Entries listed in a dataset
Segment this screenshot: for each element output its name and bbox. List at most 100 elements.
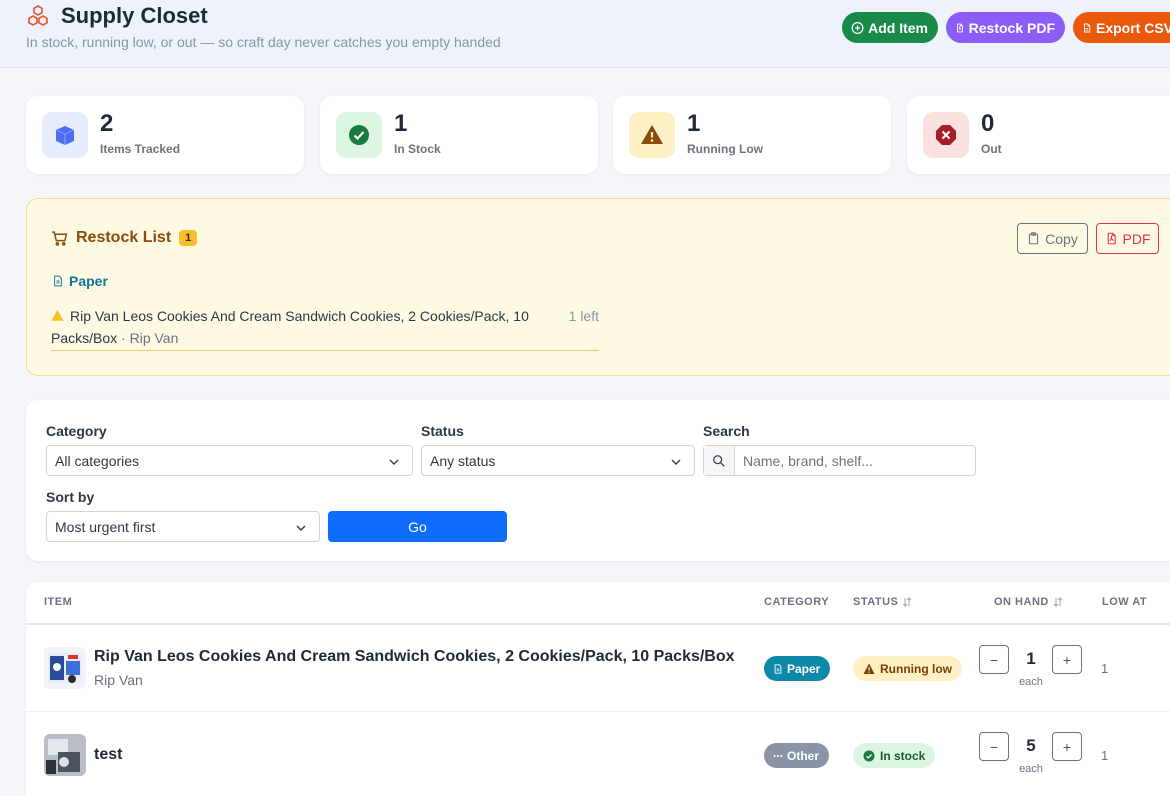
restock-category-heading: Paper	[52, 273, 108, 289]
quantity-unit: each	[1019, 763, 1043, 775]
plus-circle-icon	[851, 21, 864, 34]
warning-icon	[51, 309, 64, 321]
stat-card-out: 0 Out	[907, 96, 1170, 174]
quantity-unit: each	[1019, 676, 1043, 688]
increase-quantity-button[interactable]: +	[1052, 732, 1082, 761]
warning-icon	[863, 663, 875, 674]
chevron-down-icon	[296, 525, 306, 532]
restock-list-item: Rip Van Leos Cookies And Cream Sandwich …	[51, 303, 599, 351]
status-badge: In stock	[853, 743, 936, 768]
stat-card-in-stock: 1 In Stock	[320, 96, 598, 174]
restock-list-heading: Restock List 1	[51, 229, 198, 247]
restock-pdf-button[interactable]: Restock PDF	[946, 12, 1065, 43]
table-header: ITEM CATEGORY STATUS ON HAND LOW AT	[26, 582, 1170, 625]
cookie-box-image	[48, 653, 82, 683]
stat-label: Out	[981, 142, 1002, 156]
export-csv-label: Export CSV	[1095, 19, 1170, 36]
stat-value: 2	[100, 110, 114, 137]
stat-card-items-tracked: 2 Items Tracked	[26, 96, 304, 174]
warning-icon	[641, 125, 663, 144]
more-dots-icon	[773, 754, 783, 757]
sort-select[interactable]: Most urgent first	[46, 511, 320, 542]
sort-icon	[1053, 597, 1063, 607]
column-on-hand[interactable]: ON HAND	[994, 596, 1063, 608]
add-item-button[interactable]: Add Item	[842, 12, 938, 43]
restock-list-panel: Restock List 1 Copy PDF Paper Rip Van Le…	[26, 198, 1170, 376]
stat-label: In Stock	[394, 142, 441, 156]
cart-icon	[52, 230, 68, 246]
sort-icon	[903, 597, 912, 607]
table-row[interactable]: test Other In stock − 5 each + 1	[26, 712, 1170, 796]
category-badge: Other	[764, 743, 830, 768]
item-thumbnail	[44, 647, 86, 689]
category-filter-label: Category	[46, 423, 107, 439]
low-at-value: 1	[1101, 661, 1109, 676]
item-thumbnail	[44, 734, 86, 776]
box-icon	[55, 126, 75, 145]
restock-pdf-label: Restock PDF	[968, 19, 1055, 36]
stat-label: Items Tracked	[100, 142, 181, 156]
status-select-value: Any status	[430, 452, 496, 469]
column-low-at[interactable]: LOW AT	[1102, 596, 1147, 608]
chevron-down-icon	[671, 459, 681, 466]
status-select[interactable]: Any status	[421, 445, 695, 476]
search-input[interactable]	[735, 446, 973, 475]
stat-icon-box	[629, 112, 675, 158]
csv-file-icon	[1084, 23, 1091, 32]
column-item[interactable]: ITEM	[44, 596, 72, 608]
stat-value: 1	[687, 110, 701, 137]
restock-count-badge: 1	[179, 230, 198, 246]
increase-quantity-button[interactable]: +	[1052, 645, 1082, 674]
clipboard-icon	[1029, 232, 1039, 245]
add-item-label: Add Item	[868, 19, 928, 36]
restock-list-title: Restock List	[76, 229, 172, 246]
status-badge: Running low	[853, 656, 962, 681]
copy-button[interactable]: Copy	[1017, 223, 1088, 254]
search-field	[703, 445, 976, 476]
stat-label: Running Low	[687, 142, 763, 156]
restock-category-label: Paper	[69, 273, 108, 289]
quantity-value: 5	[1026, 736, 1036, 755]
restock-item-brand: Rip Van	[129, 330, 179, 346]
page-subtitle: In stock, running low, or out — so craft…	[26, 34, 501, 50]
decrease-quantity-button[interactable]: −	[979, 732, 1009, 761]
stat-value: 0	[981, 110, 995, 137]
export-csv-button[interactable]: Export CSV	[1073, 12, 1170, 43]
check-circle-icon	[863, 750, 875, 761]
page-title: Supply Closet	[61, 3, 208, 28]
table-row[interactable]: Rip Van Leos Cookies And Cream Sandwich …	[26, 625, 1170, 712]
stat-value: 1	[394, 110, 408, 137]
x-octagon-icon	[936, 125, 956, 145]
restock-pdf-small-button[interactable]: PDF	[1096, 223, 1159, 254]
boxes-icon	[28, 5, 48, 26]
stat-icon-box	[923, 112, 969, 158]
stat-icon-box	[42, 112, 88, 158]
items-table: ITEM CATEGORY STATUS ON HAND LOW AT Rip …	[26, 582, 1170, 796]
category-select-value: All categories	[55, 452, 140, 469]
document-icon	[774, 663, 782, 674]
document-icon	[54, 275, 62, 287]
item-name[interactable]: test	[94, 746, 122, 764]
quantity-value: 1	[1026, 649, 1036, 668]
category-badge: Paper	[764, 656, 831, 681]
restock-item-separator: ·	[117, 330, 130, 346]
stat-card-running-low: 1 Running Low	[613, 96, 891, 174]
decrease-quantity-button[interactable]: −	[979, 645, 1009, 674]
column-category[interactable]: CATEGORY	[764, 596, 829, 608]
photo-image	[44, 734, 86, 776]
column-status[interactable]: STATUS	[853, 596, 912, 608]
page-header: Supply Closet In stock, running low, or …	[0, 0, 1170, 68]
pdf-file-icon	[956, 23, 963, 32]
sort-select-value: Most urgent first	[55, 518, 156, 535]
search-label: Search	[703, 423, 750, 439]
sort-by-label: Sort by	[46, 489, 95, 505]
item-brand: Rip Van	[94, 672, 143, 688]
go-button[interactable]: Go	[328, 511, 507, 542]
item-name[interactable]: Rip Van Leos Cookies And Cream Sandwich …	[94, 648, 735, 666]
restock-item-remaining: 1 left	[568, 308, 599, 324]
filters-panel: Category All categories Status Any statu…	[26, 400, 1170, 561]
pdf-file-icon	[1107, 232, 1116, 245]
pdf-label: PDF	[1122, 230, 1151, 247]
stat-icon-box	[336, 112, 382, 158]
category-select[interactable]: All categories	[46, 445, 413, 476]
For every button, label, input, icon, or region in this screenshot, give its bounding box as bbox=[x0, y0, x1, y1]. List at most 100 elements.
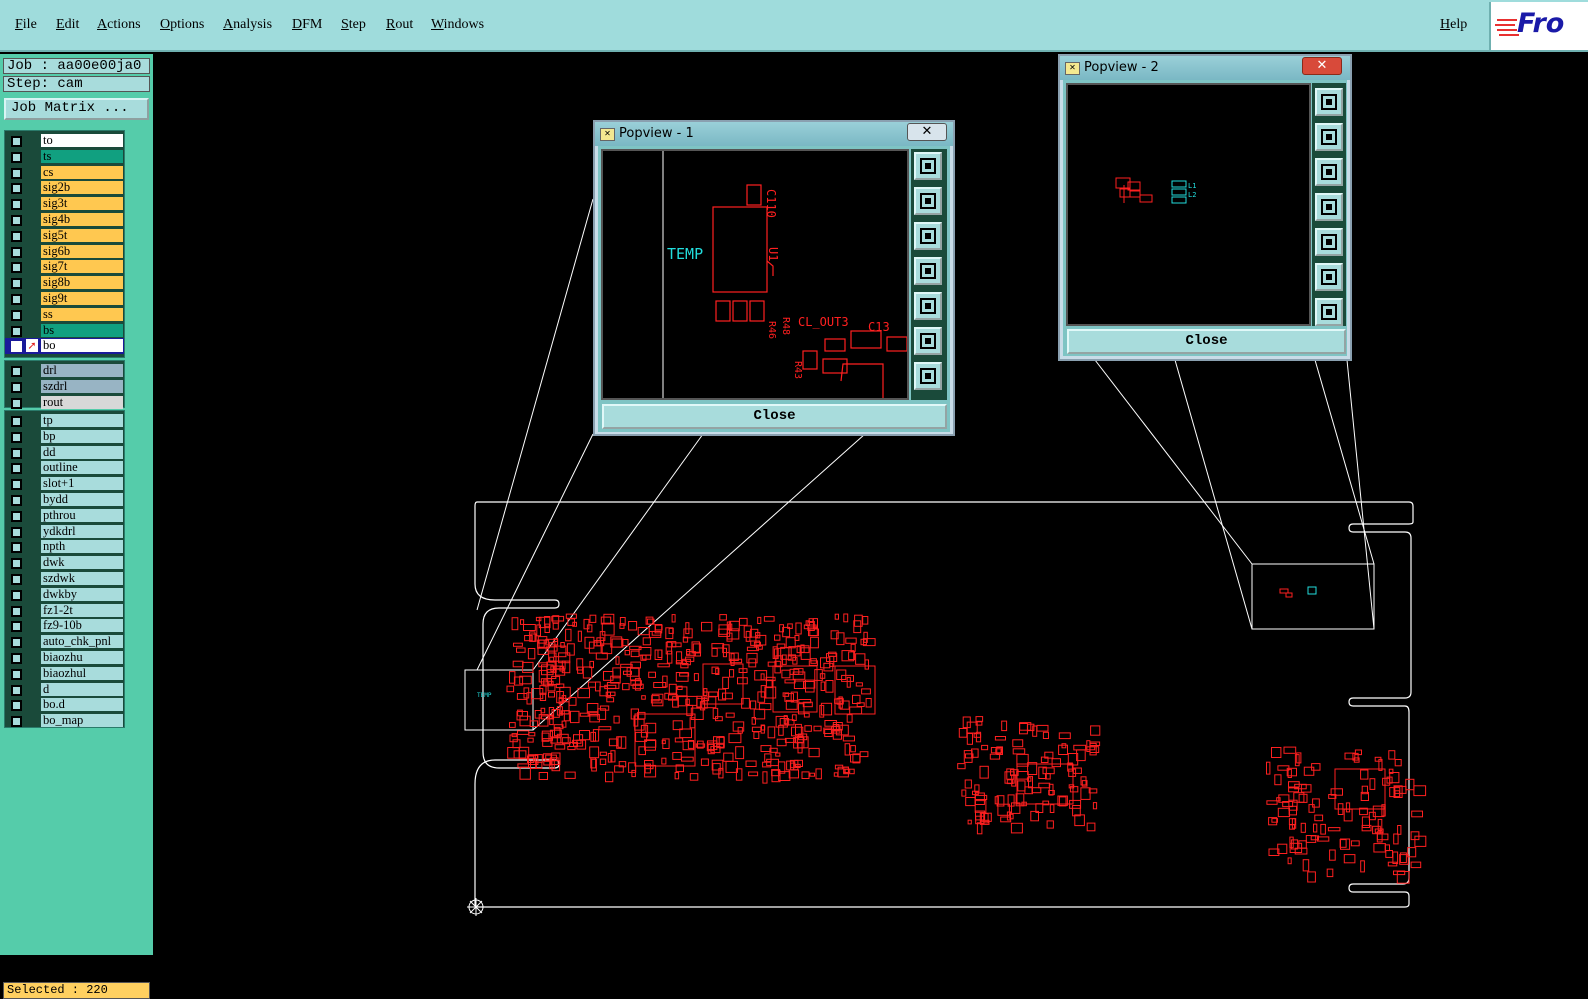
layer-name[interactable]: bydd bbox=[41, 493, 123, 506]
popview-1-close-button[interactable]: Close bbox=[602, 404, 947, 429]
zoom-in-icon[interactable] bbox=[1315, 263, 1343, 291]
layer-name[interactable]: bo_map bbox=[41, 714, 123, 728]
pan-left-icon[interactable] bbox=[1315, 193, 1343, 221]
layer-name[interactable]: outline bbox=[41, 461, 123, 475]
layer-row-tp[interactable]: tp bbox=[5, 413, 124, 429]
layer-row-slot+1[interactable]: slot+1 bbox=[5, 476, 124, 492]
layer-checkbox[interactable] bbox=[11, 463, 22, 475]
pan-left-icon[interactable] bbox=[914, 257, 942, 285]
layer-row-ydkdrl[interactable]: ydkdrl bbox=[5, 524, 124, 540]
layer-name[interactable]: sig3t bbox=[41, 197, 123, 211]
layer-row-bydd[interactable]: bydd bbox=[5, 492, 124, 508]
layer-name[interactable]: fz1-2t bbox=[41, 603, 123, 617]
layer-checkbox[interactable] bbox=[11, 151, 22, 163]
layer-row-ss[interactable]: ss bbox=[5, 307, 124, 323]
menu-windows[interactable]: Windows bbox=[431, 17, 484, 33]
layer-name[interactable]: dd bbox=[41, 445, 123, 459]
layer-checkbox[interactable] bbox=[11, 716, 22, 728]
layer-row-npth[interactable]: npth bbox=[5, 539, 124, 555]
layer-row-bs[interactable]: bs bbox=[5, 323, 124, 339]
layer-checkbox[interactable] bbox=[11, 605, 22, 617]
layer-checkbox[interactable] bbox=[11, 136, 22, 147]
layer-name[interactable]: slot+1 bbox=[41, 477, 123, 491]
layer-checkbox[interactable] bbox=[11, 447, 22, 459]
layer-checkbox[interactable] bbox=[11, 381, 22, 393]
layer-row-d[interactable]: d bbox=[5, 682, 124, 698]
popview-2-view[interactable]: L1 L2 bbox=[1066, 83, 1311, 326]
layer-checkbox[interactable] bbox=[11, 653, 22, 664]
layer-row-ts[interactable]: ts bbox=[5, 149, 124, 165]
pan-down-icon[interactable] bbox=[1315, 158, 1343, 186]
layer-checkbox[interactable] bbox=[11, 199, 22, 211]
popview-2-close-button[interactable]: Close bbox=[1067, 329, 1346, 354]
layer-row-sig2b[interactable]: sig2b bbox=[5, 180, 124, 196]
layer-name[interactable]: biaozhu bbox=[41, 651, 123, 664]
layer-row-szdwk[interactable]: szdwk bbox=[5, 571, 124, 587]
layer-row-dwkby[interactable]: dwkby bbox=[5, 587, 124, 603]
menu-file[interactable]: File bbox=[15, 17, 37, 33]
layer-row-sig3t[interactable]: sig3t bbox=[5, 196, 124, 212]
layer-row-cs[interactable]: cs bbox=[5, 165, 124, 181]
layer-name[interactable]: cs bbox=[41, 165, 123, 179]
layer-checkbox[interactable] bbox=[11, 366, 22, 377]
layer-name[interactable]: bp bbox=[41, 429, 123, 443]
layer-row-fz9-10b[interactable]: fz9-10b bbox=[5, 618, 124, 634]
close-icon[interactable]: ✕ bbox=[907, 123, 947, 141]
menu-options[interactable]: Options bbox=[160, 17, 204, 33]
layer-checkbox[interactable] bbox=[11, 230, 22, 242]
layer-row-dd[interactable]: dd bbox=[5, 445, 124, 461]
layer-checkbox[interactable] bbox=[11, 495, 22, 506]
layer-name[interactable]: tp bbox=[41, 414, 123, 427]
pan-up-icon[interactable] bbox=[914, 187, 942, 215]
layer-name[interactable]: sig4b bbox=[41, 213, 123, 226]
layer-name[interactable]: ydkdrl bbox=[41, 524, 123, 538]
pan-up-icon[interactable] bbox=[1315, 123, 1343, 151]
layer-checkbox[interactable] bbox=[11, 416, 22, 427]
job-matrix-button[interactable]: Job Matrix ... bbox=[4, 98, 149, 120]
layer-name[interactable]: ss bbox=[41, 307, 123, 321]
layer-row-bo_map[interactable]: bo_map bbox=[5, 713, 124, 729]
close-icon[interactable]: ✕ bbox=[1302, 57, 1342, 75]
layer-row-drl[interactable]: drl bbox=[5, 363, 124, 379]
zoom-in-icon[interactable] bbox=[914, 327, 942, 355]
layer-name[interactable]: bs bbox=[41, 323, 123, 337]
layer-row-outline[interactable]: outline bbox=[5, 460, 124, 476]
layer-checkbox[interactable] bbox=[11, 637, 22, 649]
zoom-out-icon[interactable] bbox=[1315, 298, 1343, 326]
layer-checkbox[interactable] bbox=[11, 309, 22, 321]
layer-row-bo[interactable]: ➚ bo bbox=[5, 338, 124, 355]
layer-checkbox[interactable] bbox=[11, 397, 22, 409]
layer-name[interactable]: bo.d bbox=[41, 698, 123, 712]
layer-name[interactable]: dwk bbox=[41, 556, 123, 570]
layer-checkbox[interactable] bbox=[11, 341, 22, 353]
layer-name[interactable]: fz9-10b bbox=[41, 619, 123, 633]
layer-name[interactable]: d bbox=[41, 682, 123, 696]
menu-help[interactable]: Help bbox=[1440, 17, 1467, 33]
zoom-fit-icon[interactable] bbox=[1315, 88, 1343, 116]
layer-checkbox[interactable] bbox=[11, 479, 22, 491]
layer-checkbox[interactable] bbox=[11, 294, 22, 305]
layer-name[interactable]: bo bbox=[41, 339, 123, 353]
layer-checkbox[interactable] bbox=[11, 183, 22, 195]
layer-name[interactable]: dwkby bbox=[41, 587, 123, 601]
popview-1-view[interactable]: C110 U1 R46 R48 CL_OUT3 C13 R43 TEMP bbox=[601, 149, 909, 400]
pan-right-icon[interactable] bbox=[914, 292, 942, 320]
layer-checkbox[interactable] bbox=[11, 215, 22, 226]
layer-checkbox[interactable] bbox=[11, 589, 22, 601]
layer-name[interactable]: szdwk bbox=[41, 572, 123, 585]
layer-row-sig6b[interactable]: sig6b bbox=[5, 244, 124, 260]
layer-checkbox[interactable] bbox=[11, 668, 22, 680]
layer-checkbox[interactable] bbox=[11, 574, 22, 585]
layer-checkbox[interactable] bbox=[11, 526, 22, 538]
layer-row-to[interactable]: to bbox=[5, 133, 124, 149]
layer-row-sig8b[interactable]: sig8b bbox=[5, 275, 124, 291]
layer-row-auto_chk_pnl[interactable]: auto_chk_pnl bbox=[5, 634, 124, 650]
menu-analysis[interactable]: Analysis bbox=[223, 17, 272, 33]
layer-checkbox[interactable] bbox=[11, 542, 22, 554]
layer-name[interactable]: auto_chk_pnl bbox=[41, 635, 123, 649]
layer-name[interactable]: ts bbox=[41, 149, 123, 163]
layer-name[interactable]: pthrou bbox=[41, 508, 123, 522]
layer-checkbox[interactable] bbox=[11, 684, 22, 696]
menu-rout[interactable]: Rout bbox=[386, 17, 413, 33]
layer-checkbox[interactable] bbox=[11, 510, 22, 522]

Aim of the task
Return, without any changes, every line from the one containing "layer-name[interactable]: bydd bbox=[41, 493, 123, 506]" down to the one containing "layer-checkbox[interactable] bbox=[11, 716, 22, 728]", including both of those lines.

Task answer
layer-name[interactable]: bydd bbox=[41, 493, 123, 506]
popview-1-close-button[interactable]: Close bbox=[602, 404, 947, 429]
zoom-in-icon[interactable] bbox=[1315, 263, 1343, 291]
layer-name[interactable]: bo_map bbox=[41, 714, 123, 728]
pan-left-icon[interactable] bbox=[1315, 193, 1343, 221]
layer-name[interactable]: outline bbox=[41, 461, 123, 475]
layer-row-tp[interactable]: tp bbox=[5, 413, 124, 429]
layer-row-slot+1[interactable]: slot+1 bbox=[5, 476, 124, 492]
layer-checkbox[interactable] bbox=[11, 463, 22, 475]
pan-left-icon[interactable] bbox=[914, 257, 942, 285]
layer-row-ydkdrl[interactable]: ydkdrl bbox=[5, 524, 124, 540]
layer-name[interactable]: sig3t bbox=[41, 197, 123, 211]
layer-row-bydd[interactable]: bydd bbox=[5, 492, 124, 508]
layer-name[interactable]: fz1-2t bbox=[41, 603, 123, 617]
layer-checkbox[interactable] bbox=[11, 151, 22, 163]
layer-row-ss[interactable]: ss bbox=[5, 307, 124, 323]
menu-windows[interactable]: Windows bbox=[431, 17, 484, 33]
layer-name[interactable]: dd bbox=[41, 445, 123, 459]
layer-checkbox[interactable] bbox=[11, 716, 22, 728]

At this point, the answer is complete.